— START OF Dataset records —

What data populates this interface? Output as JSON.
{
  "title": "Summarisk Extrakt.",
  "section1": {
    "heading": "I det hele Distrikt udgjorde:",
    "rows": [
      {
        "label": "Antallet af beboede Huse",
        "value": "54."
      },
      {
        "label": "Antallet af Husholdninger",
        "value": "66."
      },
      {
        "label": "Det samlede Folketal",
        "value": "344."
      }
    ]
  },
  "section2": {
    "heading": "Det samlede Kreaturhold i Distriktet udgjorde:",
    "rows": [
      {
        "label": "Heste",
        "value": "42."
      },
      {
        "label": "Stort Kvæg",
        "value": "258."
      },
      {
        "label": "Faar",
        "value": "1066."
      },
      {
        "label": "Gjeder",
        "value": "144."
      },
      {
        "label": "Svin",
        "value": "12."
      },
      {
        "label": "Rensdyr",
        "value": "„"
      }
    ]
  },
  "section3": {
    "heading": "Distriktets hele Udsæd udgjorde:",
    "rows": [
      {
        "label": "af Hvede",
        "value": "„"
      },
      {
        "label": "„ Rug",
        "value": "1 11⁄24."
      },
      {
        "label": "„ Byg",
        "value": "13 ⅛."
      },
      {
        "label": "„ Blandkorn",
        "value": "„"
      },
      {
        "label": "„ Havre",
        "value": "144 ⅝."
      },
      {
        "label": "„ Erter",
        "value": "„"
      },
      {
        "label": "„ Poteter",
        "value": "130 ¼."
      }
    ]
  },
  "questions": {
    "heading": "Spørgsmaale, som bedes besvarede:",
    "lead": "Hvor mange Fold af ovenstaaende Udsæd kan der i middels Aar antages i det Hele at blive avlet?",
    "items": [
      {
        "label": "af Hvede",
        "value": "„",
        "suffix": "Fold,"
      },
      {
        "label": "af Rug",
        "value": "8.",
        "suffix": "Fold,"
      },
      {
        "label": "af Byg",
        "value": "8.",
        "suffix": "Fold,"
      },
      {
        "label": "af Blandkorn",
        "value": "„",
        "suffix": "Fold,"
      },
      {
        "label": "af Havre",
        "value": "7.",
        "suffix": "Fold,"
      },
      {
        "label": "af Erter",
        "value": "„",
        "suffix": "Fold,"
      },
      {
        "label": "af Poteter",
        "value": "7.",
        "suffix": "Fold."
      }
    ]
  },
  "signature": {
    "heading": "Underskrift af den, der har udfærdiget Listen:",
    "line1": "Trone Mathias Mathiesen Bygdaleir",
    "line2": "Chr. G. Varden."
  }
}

— END OF Dataset records —

§ **Directions for this task**: Repeat all of the records above exactly as written.

§ **Response to the exercise**:
What data populates this interface? Output as JSON.
{
  "title": "Summarisk Extrakt.",
  "section1": {
    "heading": "I det hele Distrikt udgjorde:",
    "rows": [
      {
        "label": "Antallet af beboede Huse",
        "value": "54."
      },
      {
        "label": "Antallet af Husholdninger",
        "value": "66."
      },
      {
        "label": "Det samlede Folketal",
        "value": "344."
      }
    ]
  },
  "section2": {
    "heading": "Det samlede Kreaturhold i Distriktet udgjorde:",
    "rows": [
      {
        "label": "Heste",
        "value": "42."
      },
      {
        "label": "Stort Kvæg",
        "value": "258."
      },
      {
        "label": "Faar",
        "value": "1066."
      },
      {
        "label": "Gjeder",
        "value": "144."
      },
      {
        "label": "Svin",
        "value": "12."
      },
      {
        "label": "Rensdyr",
        "value": "„"
      }
    ]
  },
  "section3": {
    "heading": "Distriktets hele Udsæd udgjorde:",
    "rows": [
      {
        "label": "af Hvede",
        "value": "„"
      },
      {
        "label": "„ Rug",
        "value": "1 11⁄24."
      },
      {
        "label": "„ Byg",
        "value": "13 ⅛."
      },
      {
        "label": "„ Blandkorn",
        "value": "„"
      },
      {
        "label": "„ Havre",
        "value": "144 ⅝."
      },
      {
        "label": "„ Erter",
        "value": "„"
      },
      {
        "label": "„ Poteter",
        "value": "130 ¼."
      }
    ]
  },
  "questions": {
    "heading": "Spørgsmaale, som bedes besvarede:",
    "lead": "Hvor mange Fold af ovenstaaende Udsæd kan der i middels Aar antages i det Hele at blive avlet?",
    "items": [
      {
        "label": "af Hvede",
        "value": "„",
        "suffix": "Fold,"
      },
      {
        "label": "af Rug",
        "value": "8.",
        "suffix": "Fold,"
      },
      {
        "label": "af Byg",
        "value": "8.",
        "suffix": "Fold,"
      },
      {
        "label": "af Blandkorn",
        "value": "„",
        "suffix": "Fold,"
      },
      {
        "label": "af Havre",
        "value": "7.",
        "suffix": "Fold,"
      },
      {
        "label": "af Erter",
        "value": "„",
        "suffix": "Fold,"
      },
      {
        "label": "af Poteter",
        "value": "7.",
        "suffix": "Fold."
      }
    ]
  },
  "signature": {
    "heading": "Underskrift af den, der har udfærdiget Listen:",
    "line1": "Trone Mathias Mathiesen Bygdaleir",
    "line2": "Chr. G. Varden."
  }
}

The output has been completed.